-- START --

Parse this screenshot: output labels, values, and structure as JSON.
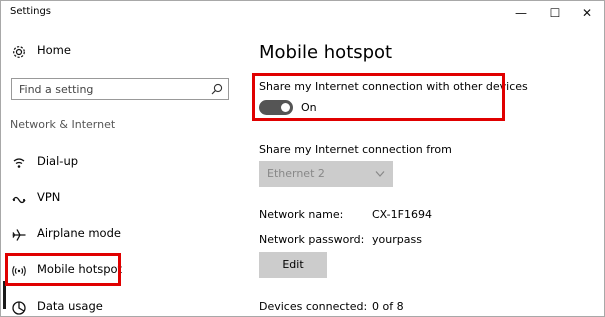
{
  "window": {
    "title": "Settings",
    "minimize_glyph": "—",
    "maximize_glyph": "☐",
    "close_glyph": "✕"
  },
  "sidebar": {
    "home_label": "Home",
    "search_placeholder": "Find a setting",
    "section_title": "Network & Internet",
    "items": [
      {
        "label": "Dial-up",
        "icon": "dialup-icon"
      },
      {
        "label": "VPN",
        "icon": "vpn-icon"
      },
      {
        "label": "Airplane mode",
        "icon": "airplane-icon"
      },
      {
        "label": "Mobile hotspot",
        "icon": "hotspot-icon",
        "selected": true
      },
      {
        "label": "Data usage",
        "icon": "data-usage-icon"
      }
    ]
  },
  "main": {
    "title": "Mobile hotspot",
    "share_label": "Share my Internet connection with other devices",
    "share_toggle_state": "On",
    "share_from_label": "Share my Internet connection from",
    "share_from_value": "Ethernet 2",
    "network_name_label": "Network name:",
    "network_name_value": "CX-1F1694",
    "network_password_label": "Network password:",
    "network_password_value": "yourpass",
    "edit_button_label": "Edit",
    "devices_connected_label": "Devices connected:",
    "devices_connected_value": "0 of 8"
  },
  "colors": {
    "highlight": "#e00000",
    "toggle_on": "#555555",
    "button_bg": "#cccccc"
  }
}
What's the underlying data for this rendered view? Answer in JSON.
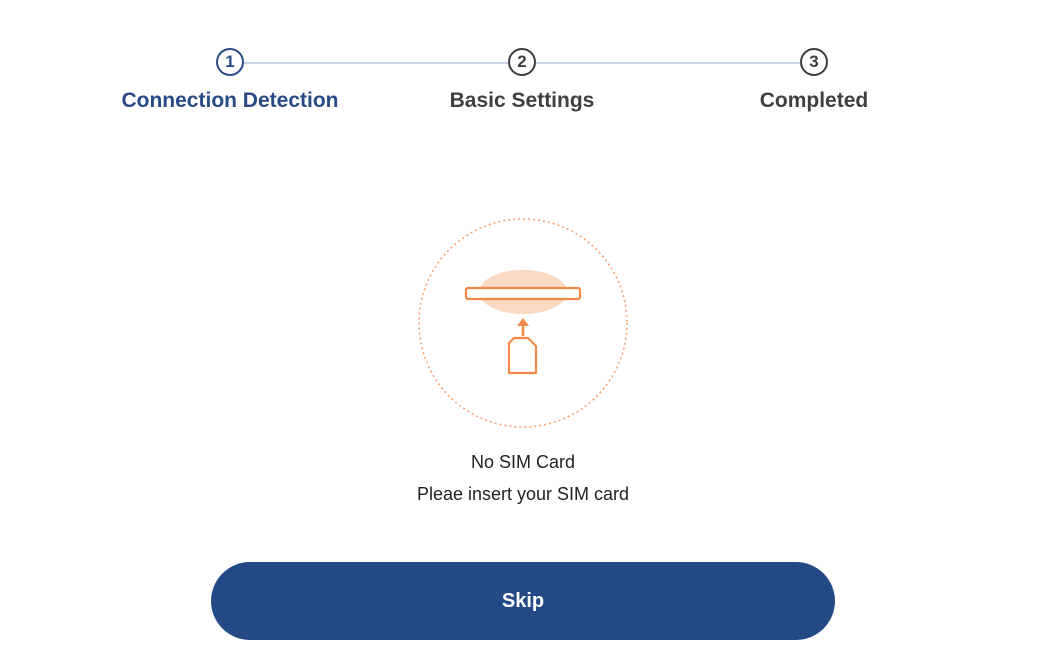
{
  "stepper": {
    "steps": [
      {
        "number": "1",
        "label": "Connection Detection",
        "state": "active"
      },
      {
        "number": "2",
        "label": "Basic Settings",
        "state": "pending"
      },
      {
        "number": "3",
        "label": "Completed",
        "state": "pending"
      }
    ]
  },
  "illustration": {
    "icon": "sim-card-insert-icon",
    "accent_color": "#f08a46",
    "highlight_color": "#fbd9c3"
  },
  "status": {
    "title": "No SIM Card",
    "message": "Pleae insert your SIM card"
  },
  "actions": {
    "skip_label": "Skip"
  },
  "colors": {
    "primary": "#234a86",
    "active_step": "#2a4a86",
    "inactive_step": "#3f3f3f",
    "line": "#c9d3e6"
  }
}
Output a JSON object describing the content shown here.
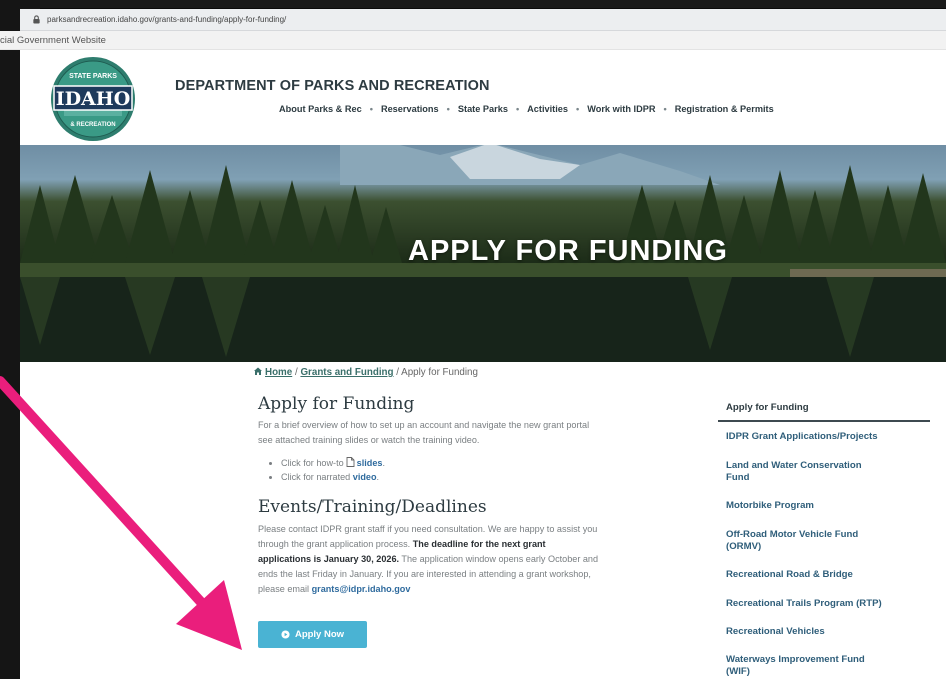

-- END --

Aim of the exercise ->
Leave the pictures out, and please copy only the lines from the one with "What's the underlying" through the end of the listing.

Response ->
What's the underlying data for this rendered view? Answer in JSON.
{
  "stepper": {
    "steps": [
      {
        "number": "1",
        "label": "Connection Detection",
        "state": "active"
      },
      {
        "number": "2",
        "label": "Basic Settings",
        "state": "pending"
      },
      {
        "number": "3",
        "label": "Completed",
        "state": "pending"
      }
    ]
  },
  "illustration": {
    "icon": "sim-card-insert-icon",
    "accent_color": "#f08a46",
    "highlight_color": "#fbd9c3"
  },
  "status": {
    "title": "No SIM Card",
    "message": "Pleae insert your SIM card"
  },
  "actions": {
    "skip_label": "Skip"
  },
  "colors": {
    "primary": "#234a86",
    "active_step": "#2a4a86",
    "inactive_step": "#3f3f3f",
    "line": "#c9d3e6"
  }
}
Output a JSON object describing the content shown here.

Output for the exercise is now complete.